Direction: All lines in the data bearing the string "left" should be identified and copied.

Records supplied:

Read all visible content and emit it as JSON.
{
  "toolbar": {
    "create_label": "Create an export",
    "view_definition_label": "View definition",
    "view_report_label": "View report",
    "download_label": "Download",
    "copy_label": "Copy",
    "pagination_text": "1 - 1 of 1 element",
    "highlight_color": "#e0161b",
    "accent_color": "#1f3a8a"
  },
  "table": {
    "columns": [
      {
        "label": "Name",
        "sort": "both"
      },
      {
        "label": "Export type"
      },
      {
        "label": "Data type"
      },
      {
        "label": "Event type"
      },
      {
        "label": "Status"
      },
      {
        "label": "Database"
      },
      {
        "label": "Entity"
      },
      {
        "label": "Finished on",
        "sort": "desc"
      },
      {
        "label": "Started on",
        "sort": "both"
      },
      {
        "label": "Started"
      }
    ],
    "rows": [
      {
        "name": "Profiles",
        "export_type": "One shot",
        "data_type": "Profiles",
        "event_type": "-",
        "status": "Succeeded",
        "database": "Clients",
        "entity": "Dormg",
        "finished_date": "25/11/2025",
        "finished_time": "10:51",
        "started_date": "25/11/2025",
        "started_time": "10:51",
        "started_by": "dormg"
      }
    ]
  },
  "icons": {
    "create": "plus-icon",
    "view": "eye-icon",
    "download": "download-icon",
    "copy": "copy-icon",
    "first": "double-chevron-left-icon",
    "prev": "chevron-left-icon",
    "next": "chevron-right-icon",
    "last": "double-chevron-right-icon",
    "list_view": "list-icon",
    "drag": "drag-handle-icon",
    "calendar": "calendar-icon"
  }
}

The response:
    "first": "double-chevron-left-icon",
    "prev": "chevron-left-icon",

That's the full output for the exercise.